Copy only this range: the line with "Output the text content of this document." through the final line of the material, inclusive at both ends.

* * * *

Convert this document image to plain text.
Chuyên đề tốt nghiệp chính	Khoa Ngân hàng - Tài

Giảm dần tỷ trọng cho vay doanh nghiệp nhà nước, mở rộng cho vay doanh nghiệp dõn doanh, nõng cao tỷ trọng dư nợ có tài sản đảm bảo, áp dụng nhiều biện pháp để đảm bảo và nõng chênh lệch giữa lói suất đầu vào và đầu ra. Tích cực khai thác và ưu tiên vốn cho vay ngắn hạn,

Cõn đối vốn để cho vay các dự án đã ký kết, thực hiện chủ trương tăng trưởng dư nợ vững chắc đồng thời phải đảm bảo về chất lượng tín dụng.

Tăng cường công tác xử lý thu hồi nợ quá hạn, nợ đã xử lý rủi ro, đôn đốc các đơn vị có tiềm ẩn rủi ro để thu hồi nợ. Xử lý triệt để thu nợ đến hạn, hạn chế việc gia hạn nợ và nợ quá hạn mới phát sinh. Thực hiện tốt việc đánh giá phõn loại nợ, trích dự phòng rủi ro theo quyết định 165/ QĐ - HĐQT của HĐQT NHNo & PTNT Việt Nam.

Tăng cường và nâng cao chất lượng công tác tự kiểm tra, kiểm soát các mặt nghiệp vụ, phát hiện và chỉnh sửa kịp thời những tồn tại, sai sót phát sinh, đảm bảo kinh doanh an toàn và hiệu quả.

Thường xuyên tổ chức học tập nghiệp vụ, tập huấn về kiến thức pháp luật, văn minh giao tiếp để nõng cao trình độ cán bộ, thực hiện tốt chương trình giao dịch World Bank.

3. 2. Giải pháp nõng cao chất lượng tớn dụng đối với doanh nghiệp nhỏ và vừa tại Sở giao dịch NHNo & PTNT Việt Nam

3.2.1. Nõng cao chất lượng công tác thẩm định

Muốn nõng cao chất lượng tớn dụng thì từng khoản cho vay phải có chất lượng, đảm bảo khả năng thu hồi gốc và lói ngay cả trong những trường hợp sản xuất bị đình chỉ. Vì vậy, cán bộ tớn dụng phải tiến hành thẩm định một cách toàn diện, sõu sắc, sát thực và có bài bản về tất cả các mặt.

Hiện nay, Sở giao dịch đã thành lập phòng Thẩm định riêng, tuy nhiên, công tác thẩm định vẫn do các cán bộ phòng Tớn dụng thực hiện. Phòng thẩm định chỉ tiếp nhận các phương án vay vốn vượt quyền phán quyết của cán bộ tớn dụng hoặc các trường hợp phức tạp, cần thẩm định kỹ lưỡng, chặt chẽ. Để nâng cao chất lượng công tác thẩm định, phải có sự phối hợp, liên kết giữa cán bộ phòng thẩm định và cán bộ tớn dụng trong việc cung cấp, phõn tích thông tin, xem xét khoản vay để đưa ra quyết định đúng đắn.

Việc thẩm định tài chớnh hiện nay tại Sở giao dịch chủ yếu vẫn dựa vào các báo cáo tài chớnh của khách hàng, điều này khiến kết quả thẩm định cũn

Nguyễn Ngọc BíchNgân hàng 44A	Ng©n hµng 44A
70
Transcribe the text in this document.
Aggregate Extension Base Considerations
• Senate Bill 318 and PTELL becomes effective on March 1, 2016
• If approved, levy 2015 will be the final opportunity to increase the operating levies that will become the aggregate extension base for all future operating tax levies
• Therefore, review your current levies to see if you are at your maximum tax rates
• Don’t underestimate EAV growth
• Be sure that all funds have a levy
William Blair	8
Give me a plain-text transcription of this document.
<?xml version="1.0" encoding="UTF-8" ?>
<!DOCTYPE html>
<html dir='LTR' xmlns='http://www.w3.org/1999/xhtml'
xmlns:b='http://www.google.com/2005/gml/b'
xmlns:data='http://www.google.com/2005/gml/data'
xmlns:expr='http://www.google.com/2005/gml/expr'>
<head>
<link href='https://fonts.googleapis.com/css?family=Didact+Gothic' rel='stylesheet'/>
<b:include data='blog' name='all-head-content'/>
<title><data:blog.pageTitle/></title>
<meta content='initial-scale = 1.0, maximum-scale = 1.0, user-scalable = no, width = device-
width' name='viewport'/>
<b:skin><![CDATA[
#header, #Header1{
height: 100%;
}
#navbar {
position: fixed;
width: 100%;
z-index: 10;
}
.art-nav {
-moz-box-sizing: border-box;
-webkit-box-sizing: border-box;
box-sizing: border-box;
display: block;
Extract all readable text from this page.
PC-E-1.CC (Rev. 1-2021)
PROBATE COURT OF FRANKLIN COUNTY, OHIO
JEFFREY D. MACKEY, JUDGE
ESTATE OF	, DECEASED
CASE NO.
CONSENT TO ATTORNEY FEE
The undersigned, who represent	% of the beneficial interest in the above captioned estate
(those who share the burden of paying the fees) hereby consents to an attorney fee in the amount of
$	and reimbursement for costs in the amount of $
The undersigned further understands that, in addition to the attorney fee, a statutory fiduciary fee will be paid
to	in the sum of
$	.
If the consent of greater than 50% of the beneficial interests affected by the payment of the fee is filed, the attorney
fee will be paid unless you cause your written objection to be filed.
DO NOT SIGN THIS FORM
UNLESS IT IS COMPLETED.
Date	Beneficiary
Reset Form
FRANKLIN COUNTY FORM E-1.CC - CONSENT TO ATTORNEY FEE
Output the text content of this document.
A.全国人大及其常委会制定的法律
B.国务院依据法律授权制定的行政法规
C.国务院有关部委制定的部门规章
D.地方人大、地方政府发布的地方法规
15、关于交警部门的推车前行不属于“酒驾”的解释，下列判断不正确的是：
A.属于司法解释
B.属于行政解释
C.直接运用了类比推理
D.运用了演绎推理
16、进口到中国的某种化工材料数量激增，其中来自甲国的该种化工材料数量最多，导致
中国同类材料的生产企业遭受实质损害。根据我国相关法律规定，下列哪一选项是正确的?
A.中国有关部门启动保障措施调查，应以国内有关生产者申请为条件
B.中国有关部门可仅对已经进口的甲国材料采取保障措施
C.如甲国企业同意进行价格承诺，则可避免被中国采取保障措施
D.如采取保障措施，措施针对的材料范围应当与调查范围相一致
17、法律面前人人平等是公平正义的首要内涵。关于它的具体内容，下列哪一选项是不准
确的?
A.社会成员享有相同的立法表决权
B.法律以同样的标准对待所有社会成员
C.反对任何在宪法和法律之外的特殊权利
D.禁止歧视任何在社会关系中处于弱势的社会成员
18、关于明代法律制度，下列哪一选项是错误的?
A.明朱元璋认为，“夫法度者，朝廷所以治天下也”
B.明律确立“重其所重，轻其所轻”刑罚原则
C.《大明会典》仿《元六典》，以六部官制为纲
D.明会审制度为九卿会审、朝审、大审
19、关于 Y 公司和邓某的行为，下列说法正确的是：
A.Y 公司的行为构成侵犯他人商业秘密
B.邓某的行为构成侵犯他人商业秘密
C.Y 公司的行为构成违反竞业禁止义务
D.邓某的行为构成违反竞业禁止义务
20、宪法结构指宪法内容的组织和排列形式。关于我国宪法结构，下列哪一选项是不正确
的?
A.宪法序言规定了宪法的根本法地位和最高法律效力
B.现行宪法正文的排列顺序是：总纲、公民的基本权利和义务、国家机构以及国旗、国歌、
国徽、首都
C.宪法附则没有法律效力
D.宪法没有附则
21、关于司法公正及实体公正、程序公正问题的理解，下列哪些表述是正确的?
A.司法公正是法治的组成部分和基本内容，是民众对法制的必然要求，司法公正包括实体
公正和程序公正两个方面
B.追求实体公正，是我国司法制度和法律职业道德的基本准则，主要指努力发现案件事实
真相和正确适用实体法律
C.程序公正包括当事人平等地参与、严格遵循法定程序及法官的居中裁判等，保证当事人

* * * *

**Expected answer:**
Output the text content of this document.
A.全国人大及其常委会制定的法律
B.国务院依据法律授权制定的行政法规
C.国务院有关部委制定的部门规章
D.地方人大、地方政府发布的地方法规
15、关于交警部门的推车前行不属于“酒驾”的解释，下列判断不正确的是：
A.属于司法解释
B.属于行政解释
C.直接运用了类比推理
D.运用了演绎推理
16、进口到中国的某种化工材料数量激增，其中来自甲国的该种化工材料数量最多，导致
中国同类材料的生产企业遭受实质损害。根据我国相关法律规定，下列哪一选项是正确的?
A.中国有关部门启动保障措施调查，应以国内有关生产者申请为条件
B.中国有关部门可仅对已经进口的甲国材料采取保障措施
C.如甲国企业同意进行价格承诺，则可避免被中国采取保障措施
D.如采取保障措施，措施针对的材料范围应当与调查范围相一致
17、法律面前人人平等是公平正义的首要内涵。关于它的具体内容，下列哪一选项是不准
确的?
A.社会成员享有相同的立法表决权
B.法律以同样的标准对待所有社会成员
C.反对任何在宪法和法律之外的特殊权利
D.禁止歧视任何在社会关系中处于弱势的社会成员
18、关于明代法律制度，下列哪一选项是错误的?
A.明朱元璋认为，“夫法度者，朝廷所以治天下也”
B.明律确立“重其所重，轻其所轻”刑罚原则
C.《大明会典》仿《元六典》，以六部官制为纲
D.明会审制度为九卿会审、朝审、大审
19、关于 Y 公司和邓某的行为，下列说法正确的是：
A.Y 公司的行为构成侵犯他人商业秘密
B.邓某的行为构成侵犯他人商业秘密
C.Y 公司的行为构成违反竞业禁止义务
D.邓某的行为构成违反竞业禁止义务
20、宪法结构指宪法内容的组织和排列形式。关于我国宪法结构，下列哪一选项是不正确
的?
A.宪法序言规定了宪法的根本法地位和最高法律效力
B.现行宪法正文的排列顺序是：总纲、公民的基本权利和义务、国家机构以及国旗、国歌、
国徽、首都
C.宪法附则没有法律效力
D.宪法没有附则
21、关于司法公正及实体公正、程序公正问题的理解，下列哪些表述是正确的?
A.司法公正是法治的组成部分和基本内容，是民众对法制的必然要求，司法公正包括实体
公正和程序公正两个方面
B.追求实体公正，是我国司法制度和法律职业道德的基本准则，主要指努力发现案件事实
真相和正确适用实体法律
C.程序公正包括当事人平等地参与、严格遵循法定程序及法官的居中裁判等，保证当事人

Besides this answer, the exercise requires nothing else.